[Stored items]
════

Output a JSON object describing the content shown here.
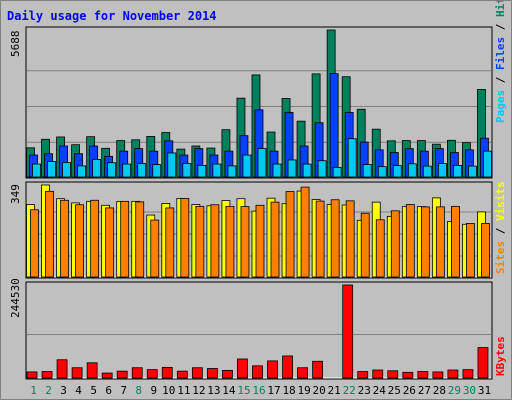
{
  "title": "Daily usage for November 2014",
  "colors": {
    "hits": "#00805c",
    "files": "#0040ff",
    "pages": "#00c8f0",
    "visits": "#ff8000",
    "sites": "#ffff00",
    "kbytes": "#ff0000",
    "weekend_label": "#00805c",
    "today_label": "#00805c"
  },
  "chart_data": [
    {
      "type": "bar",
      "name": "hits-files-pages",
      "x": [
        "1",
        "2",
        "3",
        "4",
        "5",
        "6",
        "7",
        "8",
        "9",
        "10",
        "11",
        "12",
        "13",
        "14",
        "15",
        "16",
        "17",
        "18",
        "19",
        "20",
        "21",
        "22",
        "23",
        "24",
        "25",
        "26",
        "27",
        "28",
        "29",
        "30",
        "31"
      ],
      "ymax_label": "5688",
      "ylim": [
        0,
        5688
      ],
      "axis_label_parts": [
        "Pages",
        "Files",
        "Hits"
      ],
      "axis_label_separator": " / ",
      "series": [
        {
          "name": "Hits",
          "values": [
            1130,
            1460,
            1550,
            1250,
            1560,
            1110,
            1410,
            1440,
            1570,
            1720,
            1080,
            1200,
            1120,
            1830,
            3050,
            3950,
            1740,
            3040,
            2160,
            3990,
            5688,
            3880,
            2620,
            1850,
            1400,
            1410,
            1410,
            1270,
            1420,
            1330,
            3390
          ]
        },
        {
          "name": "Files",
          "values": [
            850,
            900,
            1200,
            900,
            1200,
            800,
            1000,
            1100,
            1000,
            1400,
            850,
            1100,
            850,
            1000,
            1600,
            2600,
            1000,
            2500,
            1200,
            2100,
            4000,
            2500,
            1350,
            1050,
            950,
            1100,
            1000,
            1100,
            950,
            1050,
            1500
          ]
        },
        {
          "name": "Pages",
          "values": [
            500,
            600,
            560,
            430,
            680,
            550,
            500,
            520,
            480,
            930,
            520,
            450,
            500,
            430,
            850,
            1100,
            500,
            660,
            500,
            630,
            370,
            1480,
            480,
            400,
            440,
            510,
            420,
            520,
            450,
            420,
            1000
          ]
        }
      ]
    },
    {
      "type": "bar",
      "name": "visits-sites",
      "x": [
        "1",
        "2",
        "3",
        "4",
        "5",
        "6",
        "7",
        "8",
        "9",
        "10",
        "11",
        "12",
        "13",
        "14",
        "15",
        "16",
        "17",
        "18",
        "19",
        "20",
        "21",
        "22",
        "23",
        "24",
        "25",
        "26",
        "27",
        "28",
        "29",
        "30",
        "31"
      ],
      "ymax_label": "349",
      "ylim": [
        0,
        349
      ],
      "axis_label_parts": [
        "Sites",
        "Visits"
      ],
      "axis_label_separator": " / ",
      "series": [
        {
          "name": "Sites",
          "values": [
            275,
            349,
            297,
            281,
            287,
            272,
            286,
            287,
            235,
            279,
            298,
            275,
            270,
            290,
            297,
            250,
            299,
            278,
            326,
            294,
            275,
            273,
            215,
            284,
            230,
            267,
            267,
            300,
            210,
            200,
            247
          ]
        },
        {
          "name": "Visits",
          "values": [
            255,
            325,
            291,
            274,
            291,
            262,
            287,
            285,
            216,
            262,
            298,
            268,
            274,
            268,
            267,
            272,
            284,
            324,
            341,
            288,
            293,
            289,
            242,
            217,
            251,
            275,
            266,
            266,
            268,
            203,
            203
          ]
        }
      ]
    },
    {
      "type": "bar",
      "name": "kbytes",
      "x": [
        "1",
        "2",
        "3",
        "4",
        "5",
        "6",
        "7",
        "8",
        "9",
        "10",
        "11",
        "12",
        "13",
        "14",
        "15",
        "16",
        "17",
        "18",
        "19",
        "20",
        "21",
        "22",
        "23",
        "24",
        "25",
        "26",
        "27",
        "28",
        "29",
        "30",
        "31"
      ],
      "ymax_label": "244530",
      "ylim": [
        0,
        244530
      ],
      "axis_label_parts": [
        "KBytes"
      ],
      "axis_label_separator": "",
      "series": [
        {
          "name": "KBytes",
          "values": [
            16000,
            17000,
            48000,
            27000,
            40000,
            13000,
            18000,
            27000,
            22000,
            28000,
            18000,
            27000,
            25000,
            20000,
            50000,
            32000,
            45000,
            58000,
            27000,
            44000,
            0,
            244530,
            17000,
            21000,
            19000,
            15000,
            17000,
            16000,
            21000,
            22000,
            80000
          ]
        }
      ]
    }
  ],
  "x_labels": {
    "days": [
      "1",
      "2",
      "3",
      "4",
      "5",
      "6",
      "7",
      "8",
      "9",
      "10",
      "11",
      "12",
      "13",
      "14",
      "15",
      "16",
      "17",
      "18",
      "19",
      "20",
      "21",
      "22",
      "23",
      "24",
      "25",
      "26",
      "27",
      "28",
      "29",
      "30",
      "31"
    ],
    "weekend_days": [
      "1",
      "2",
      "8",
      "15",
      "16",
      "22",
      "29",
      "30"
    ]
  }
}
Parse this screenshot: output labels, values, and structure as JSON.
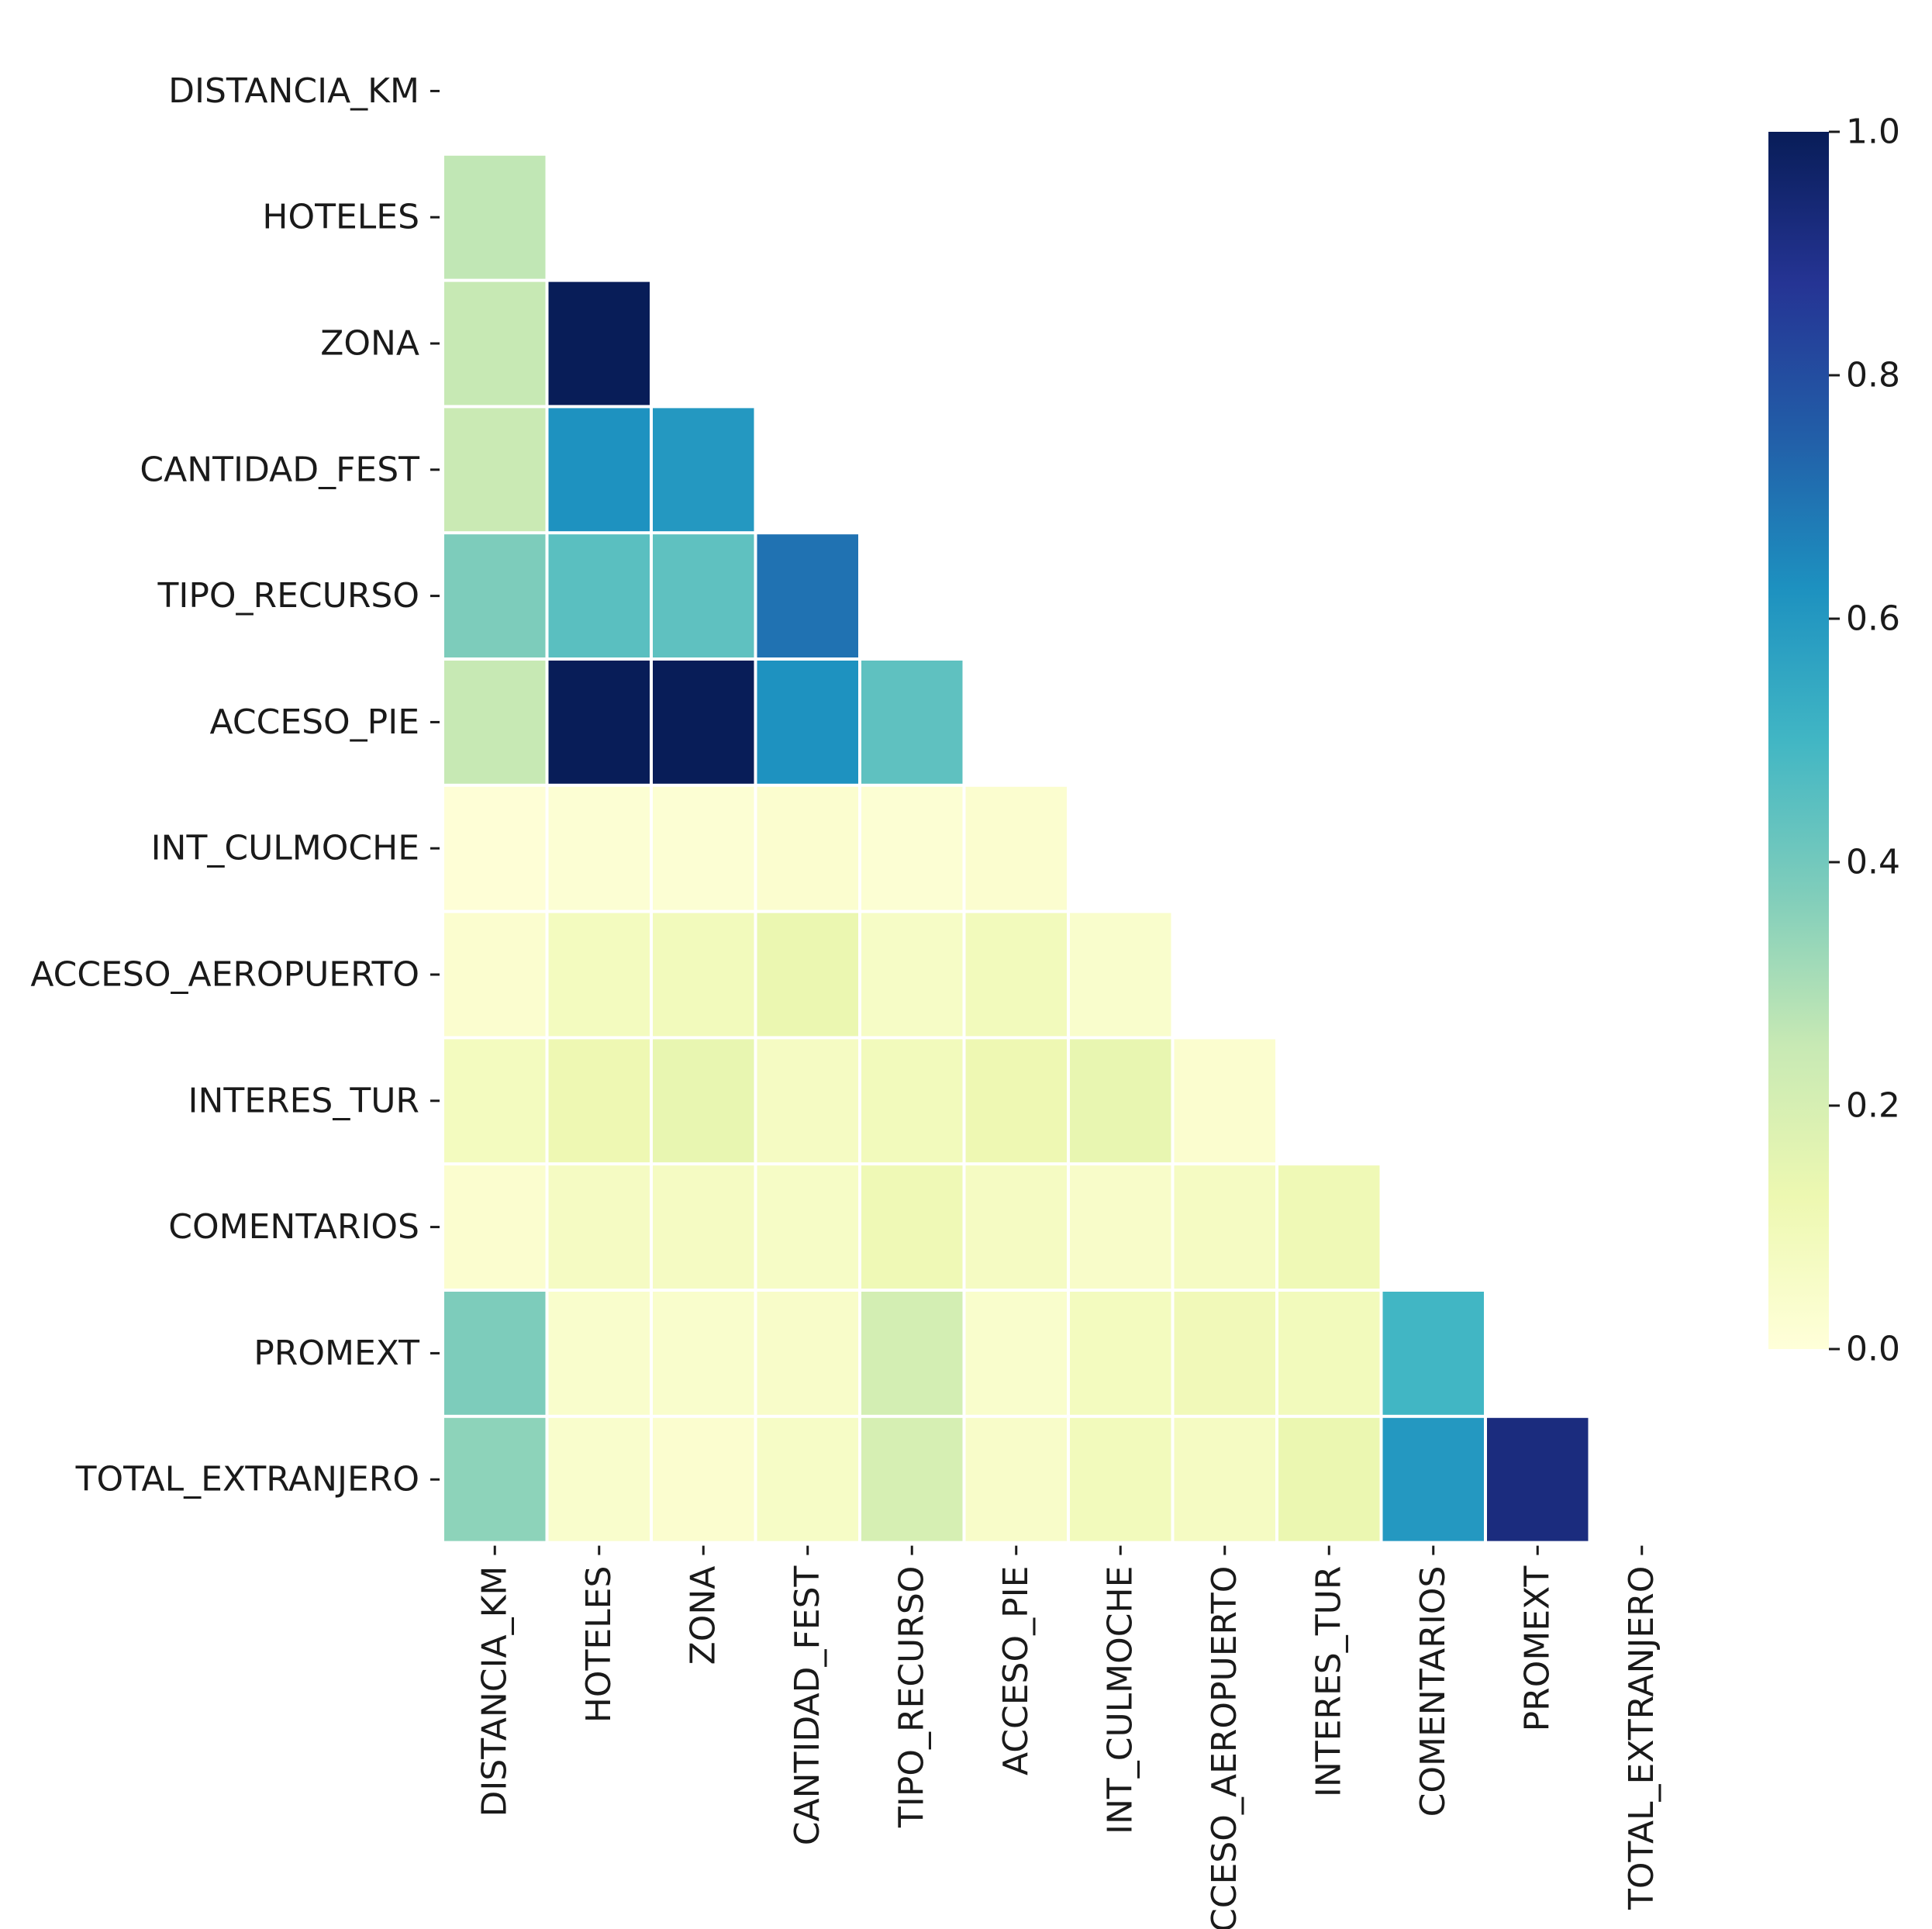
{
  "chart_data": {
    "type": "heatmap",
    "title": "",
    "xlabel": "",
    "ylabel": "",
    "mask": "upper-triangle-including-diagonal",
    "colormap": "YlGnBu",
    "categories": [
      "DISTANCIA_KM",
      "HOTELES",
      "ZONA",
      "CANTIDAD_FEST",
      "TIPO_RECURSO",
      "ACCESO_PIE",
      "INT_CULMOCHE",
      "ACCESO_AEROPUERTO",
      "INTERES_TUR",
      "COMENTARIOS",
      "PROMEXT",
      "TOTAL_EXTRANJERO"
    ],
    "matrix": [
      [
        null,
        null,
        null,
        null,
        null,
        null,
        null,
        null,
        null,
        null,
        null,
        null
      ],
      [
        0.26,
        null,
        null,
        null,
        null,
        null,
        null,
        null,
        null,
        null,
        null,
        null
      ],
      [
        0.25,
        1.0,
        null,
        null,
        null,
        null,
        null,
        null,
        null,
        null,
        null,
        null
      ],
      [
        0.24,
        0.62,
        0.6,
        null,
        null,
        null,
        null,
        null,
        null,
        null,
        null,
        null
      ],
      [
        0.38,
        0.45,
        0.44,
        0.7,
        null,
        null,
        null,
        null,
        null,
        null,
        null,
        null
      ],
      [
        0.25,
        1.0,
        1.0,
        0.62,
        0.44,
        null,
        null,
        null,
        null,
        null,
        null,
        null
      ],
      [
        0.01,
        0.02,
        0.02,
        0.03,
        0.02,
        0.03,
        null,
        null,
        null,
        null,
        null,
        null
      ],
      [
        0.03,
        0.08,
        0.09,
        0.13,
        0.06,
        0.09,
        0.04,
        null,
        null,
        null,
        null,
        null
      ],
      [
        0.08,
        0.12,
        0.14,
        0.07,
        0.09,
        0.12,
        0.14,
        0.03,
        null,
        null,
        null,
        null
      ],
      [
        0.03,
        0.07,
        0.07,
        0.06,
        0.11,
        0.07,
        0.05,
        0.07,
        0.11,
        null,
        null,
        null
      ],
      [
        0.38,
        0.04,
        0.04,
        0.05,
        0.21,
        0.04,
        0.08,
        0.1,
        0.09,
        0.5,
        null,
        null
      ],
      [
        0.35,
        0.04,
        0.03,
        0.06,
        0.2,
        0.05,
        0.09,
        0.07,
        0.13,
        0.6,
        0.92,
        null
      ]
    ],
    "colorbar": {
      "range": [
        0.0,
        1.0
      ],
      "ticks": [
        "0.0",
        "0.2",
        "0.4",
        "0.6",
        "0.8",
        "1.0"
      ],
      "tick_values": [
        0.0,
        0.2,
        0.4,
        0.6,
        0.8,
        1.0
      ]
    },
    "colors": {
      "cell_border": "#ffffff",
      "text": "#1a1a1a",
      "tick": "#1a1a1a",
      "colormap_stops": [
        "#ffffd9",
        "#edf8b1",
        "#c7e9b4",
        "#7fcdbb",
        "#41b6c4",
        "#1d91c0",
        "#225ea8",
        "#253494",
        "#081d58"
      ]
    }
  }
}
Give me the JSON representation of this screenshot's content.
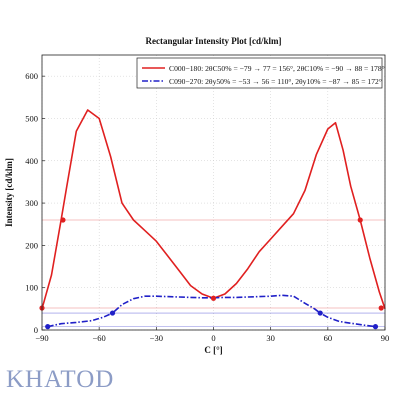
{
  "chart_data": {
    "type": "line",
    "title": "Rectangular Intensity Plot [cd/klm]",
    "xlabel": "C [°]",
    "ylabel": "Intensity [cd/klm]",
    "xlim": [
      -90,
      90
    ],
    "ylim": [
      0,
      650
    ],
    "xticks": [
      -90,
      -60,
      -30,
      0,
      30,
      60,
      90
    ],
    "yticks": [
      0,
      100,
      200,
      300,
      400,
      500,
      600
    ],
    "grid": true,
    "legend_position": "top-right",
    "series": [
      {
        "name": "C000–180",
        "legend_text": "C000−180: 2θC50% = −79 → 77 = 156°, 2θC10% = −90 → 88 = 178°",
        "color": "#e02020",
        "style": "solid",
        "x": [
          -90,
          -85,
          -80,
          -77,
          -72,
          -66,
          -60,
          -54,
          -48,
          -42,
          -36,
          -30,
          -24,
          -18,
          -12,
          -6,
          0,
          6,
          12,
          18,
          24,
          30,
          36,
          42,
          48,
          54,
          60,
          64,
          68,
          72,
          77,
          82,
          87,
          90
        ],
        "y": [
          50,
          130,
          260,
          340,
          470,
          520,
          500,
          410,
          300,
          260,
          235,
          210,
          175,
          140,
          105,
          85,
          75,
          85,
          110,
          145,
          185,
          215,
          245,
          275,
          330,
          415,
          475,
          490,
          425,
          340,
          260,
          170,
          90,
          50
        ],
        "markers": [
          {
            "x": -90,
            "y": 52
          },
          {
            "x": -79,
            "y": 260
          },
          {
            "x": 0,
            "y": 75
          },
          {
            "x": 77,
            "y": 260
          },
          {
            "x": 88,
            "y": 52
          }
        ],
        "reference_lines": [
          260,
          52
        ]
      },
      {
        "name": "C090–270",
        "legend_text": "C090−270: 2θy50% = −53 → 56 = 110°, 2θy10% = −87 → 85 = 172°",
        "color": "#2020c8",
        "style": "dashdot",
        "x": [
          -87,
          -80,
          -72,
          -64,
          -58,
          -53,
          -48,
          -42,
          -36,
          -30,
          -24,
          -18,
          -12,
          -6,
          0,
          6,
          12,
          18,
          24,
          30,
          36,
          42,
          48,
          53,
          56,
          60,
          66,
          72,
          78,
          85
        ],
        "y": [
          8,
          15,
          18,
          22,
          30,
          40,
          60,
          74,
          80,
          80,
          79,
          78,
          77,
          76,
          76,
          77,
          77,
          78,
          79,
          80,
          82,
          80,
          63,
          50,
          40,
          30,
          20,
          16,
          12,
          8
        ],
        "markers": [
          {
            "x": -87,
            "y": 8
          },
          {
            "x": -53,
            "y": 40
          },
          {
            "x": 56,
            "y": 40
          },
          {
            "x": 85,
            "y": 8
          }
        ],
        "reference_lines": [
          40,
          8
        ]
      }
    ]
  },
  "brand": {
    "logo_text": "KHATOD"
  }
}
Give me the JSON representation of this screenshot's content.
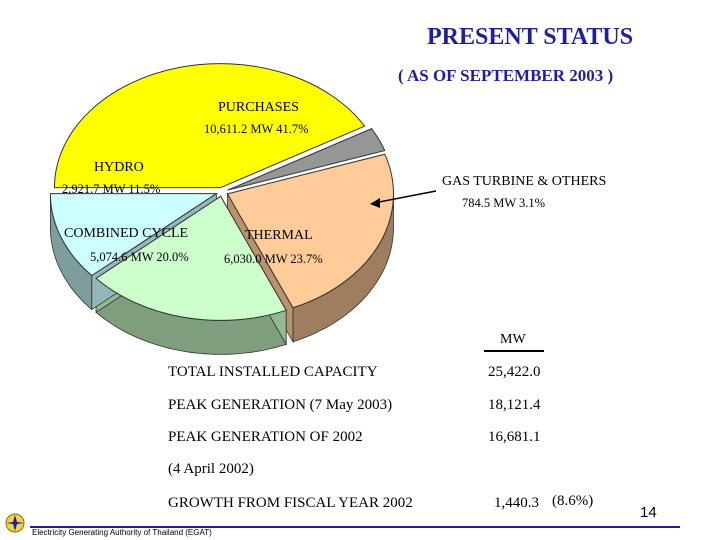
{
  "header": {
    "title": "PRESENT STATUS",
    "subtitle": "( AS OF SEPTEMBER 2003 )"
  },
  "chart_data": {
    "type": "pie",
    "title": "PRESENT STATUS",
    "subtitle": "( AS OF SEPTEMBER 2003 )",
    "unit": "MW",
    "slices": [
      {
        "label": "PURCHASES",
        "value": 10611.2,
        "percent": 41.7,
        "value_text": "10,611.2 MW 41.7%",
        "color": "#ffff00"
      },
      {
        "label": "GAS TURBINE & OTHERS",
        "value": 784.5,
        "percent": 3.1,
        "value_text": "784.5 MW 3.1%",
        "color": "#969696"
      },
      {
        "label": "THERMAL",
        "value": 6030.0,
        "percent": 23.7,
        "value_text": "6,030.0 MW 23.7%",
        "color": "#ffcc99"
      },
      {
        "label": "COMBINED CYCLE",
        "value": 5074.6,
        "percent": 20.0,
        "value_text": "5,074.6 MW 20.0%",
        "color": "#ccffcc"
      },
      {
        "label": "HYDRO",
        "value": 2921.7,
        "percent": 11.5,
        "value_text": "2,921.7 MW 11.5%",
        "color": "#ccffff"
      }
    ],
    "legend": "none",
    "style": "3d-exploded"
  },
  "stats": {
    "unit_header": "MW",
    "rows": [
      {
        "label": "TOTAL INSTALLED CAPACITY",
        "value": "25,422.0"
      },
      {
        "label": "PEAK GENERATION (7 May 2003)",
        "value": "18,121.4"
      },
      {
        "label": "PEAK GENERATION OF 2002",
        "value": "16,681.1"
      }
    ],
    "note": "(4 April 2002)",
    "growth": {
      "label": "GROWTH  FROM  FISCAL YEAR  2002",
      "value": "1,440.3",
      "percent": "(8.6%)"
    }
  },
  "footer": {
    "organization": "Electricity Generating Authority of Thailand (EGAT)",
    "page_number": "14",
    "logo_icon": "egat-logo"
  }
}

════

*SHORT TASK*
From the material, report only how many lines include the word "percent".

*ANSWER FOR THE TASK*
6